■ **EXERCISE PROMPT**:
Among the lines below, list those containing the string "this".

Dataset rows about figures
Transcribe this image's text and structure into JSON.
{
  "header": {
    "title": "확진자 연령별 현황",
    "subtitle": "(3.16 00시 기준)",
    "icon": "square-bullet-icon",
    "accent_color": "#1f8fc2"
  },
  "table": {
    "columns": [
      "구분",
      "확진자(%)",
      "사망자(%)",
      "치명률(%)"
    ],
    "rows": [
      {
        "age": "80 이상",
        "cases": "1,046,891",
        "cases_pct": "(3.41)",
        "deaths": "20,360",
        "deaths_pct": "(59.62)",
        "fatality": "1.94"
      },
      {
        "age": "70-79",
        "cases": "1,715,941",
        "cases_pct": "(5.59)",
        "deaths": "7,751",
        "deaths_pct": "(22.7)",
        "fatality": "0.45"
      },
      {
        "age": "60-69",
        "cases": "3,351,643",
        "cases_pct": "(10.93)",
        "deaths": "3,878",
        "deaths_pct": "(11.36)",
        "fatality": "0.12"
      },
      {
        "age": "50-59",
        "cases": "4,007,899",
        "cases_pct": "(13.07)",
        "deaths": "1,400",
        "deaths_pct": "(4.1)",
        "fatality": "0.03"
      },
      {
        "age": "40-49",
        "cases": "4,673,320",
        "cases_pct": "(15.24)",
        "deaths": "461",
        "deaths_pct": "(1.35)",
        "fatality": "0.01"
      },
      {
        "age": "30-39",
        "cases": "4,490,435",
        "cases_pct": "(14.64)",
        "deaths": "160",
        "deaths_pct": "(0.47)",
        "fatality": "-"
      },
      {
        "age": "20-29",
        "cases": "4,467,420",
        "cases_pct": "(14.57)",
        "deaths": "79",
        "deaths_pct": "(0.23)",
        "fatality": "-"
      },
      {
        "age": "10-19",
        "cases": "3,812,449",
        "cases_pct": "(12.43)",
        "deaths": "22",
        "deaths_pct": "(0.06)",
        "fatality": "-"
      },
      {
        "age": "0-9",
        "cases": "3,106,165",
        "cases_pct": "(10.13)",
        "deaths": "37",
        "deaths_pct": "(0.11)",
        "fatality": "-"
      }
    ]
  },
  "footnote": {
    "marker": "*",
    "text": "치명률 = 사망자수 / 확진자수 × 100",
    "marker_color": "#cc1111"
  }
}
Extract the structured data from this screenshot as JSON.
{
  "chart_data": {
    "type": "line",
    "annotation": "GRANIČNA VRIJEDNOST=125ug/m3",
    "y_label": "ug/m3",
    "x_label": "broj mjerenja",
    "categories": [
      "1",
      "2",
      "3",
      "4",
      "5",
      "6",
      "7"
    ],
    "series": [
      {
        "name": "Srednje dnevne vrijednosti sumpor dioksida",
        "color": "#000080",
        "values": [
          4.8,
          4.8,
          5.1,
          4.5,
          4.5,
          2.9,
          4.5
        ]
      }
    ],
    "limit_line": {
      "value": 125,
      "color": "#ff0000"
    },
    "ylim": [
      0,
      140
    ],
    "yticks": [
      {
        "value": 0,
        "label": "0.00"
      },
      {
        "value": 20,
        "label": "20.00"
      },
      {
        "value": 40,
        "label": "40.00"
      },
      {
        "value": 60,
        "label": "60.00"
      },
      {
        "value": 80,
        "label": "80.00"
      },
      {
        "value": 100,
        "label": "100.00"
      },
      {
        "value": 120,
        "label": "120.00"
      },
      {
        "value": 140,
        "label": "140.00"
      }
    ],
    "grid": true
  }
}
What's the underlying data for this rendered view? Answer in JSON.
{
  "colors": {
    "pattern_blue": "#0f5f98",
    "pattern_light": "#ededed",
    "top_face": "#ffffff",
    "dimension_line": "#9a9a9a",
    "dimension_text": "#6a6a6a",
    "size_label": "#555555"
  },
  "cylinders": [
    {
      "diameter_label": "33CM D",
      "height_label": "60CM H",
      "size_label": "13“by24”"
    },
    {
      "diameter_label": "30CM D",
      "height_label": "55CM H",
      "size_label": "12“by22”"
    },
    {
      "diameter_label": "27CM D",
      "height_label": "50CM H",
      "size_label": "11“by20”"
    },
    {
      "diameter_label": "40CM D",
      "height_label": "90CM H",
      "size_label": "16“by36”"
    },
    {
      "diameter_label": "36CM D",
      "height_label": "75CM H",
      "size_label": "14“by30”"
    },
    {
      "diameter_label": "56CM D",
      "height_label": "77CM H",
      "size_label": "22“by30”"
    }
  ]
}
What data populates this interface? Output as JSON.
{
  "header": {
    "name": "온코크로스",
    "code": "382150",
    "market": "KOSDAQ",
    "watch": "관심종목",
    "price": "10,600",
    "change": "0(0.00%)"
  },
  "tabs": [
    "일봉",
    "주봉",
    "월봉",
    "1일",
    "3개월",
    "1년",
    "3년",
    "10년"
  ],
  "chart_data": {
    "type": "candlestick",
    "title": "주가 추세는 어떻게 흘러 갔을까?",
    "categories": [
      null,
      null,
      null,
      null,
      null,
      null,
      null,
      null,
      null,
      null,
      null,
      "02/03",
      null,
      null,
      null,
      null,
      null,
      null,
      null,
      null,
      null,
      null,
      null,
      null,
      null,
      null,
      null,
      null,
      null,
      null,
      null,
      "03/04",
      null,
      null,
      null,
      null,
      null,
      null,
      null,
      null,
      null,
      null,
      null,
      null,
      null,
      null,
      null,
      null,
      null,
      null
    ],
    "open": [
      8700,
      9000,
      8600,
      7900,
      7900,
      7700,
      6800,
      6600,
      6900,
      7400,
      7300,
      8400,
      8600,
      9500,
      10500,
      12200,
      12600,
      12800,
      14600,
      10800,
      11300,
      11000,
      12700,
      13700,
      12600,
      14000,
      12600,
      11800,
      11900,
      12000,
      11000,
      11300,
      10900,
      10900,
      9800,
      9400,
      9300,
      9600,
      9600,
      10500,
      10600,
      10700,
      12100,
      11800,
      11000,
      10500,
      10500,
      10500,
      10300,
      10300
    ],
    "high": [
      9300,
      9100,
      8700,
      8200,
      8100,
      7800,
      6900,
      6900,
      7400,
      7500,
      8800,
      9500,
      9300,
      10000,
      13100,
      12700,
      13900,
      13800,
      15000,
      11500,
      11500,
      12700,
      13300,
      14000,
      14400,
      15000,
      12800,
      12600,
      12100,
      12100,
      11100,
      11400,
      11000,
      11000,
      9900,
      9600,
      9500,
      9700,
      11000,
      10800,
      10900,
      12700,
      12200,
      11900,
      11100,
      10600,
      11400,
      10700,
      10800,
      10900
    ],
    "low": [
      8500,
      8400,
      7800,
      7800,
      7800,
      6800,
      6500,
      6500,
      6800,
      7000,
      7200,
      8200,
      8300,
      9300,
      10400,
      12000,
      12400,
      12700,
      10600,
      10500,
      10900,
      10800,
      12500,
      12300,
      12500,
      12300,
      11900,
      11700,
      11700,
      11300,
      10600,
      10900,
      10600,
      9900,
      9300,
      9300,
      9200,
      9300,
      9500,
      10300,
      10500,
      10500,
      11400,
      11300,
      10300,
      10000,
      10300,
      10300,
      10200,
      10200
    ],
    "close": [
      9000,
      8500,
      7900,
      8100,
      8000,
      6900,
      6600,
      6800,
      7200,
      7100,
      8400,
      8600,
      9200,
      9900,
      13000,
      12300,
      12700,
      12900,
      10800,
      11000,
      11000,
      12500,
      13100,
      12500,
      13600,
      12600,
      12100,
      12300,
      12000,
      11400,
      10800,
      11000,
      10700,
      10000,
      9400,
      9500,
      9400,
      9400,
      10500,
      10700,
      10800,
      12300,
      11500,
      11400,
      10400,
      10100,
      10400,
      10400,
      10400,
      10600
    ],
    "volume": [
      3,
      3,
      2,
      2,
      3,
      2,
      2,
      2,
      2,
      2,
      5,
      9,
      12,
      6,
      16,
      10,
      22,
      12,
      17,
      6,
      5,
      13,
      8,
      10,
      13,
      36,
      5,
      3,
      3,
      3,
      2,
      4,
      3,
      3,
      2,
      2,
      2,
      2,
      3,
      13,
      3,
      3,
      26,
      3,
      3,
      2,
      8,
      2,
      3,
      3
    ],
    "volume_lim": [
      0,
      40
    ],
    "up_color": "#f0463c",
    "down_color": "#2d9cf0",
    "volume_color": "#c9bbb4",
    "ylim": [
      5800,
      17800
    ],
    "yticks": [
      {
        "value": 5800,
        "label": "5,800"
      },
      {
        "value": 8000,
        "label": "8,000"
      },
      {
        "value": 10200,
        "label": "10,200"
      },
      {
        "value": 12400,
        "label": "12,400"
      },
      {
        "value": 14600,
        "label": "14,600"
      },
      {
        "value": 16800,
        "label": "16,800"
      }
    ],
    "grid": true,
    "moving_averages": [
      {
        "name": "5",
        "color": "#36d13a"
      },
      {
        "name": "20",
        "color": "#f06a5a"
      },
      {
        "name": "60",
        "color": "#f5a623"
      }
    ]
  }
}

■ **ANSWER IN FULL**:
Transcribe this image's text and structure into JSON.
Extract the structured data from this screenshot as JSON.
What's the underlying data for this rendered view? Answer in JSON.
What data populates this interface? Output as JSON.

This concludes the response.